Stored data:
▼
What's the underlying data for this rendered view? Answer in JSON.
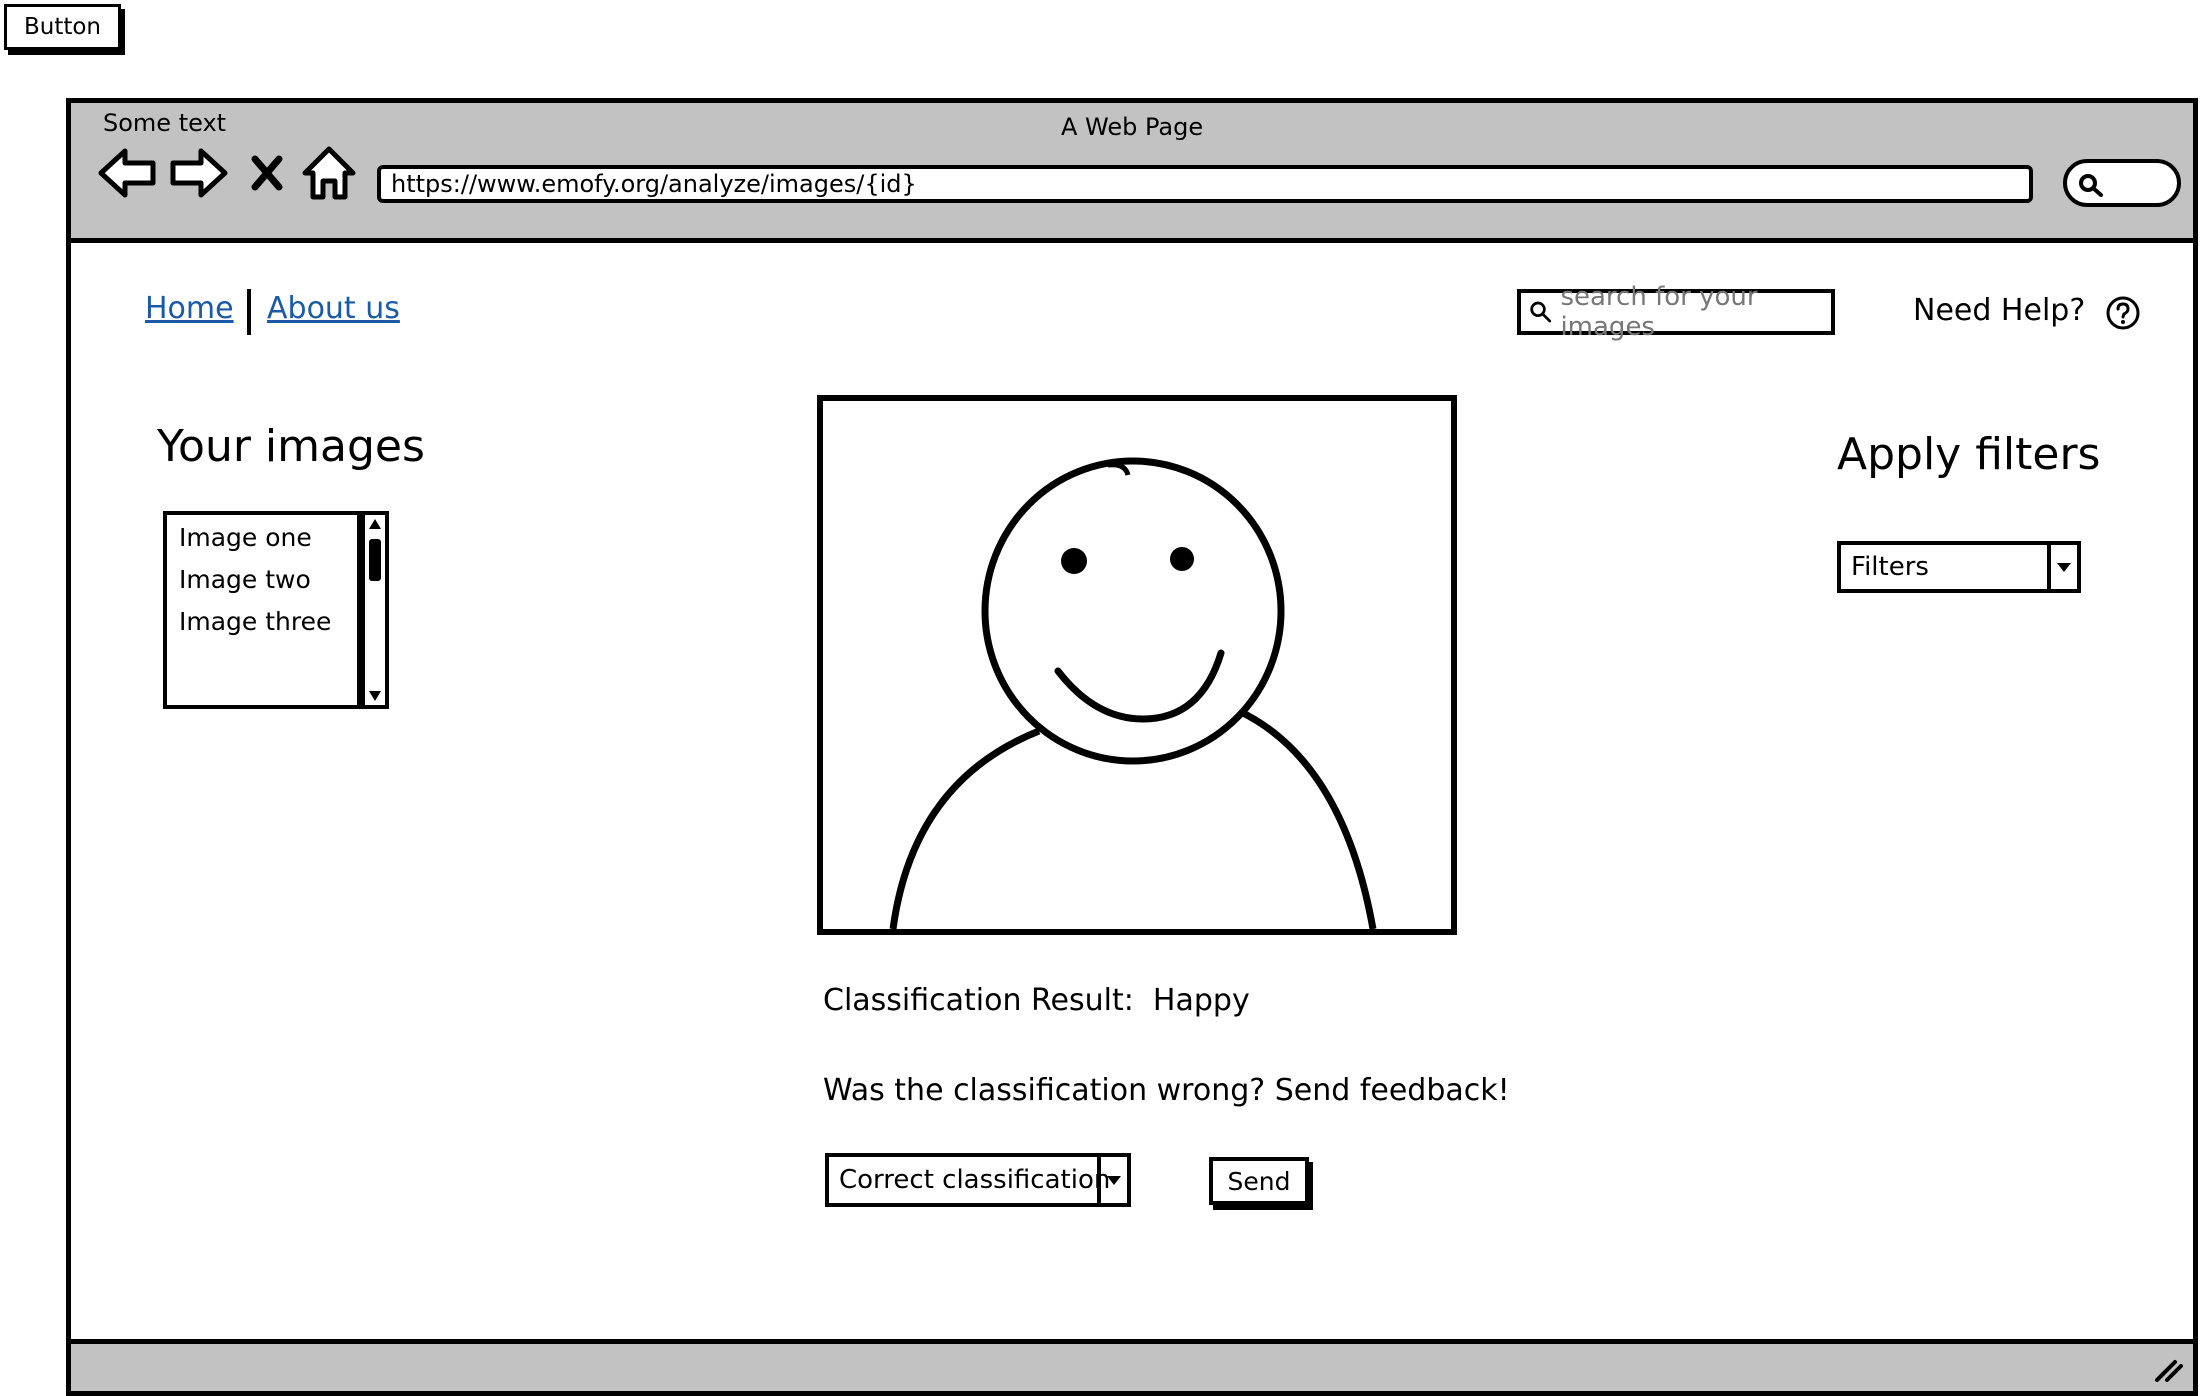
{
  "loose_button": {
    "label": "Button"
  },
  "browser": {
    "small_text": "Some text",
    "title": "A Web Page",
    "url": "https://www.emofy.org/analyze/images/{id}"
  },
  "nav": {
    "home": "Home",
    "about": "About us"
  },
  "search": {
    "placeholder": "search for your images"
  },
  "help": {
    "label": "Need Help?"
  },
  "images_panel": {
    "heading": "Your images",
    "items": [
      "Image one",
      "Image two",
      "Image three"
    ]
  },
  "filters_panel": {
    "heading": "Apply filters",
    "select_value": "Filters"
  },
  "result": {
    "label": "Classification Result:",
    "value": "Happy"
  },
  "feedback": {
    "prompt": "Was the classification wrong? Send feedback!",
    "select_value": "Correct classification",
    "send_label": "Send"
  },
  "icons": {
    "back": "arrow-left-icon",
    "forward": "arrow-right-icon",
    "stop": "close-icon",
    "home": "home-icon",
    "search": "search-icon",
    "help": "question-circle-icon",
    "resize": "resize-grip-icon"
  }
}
▲
▼
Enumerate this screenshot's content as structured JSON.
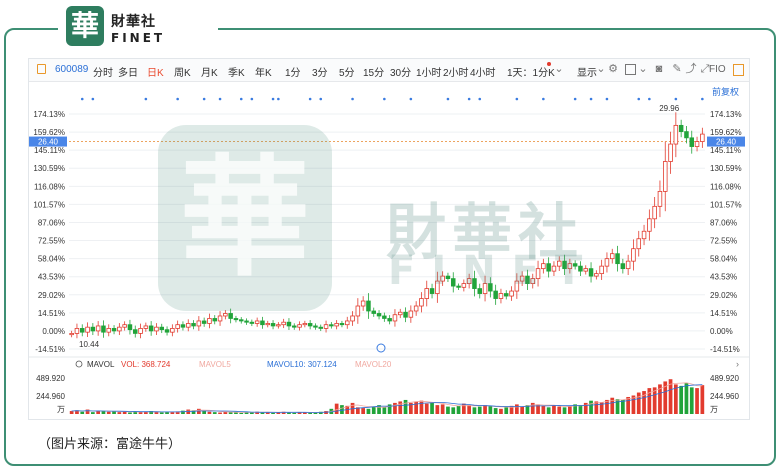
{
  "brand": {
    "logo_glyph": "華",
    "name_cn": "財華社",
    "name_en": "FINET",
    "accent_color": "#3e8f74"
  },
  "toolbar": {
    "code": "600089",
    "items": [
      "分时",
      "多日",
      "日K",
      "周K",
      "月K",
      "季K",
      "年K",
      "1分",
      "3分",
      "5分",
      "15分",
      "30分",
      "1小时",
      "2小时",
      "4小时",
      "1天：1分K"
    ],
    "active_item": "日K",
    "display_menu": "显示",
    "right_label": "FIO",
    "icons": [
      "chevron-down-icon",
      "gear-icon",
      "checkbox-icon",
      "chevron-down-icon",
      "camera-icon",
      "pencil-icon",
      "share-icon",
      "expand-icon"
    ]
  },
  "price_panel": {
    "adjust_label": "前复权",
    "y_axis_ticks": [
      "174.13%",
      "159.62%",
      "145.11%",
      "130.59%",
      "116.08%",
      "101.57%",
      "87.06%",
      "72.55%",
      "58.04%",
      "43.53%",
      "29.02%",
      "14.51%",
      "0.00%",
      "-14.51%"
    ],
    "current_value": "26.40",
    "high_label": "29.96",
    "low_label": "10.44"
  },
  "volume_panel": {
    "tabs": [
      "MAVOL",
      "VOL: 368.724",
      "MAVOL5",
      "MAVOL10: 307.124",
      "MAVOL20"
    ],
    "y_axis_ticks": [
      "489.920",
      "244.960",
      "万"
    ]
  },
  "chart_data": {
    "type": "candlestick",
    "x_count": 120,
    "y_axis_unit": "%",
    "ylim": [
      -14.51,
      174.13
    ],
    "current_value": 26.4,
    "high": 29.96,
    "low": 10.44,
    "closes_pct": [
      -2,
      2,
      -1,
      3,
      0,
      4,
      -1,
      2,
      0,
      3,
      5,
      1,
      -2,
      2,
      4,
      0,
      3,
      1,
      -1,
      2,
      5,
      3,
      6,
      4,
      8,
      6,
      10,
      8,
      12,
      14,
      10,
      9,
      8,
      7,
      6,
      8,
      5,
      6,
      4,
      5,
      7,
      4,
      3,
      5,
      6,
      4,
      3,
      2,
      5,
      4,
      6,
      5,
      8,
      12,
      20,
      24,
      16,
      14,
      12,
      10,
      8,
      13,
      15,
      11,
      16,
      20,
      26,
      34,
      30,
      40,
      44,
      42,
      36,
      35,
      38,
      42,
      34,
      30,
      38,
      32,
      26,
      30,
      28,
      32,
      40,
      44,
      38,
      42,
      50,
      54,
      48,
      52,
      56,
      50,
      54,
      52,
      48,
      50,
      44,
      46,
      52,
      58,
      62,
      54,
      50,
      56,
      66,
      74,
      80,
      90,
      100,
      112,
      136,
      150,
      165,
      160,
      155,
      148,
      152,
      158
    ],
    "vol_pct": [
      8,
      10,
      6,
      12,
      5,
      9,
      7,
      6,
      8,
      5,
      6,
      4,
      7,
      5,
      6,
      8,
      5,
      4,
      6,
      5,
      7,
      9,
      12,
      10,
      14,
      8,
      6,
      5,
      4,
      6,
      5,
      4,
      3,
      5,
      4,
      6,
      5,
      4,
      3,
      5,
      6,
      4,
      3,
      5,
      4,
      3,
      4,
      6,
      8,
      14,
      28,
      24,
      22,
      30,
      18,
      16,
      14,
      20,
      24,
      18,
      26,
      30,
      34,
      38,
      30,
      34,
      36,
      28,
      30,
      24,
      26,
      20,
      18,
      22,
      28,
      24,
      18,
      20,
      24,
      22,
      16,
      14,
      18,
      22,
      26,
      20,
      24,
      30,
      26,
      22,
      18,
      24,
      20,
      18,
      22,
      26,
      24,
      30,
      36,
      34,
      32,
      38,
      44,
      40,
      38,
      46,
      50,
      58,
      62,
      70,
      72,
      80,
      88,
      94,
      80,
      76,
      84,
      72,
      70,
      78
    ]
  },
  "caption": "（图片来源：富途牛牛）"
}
▲
Filter the records down to the lines that contain the string "arrow", and copy those lines.

**Response to this exercise**
    "back": "arrow-left-icon",
    "forward": "arrow-right-icon",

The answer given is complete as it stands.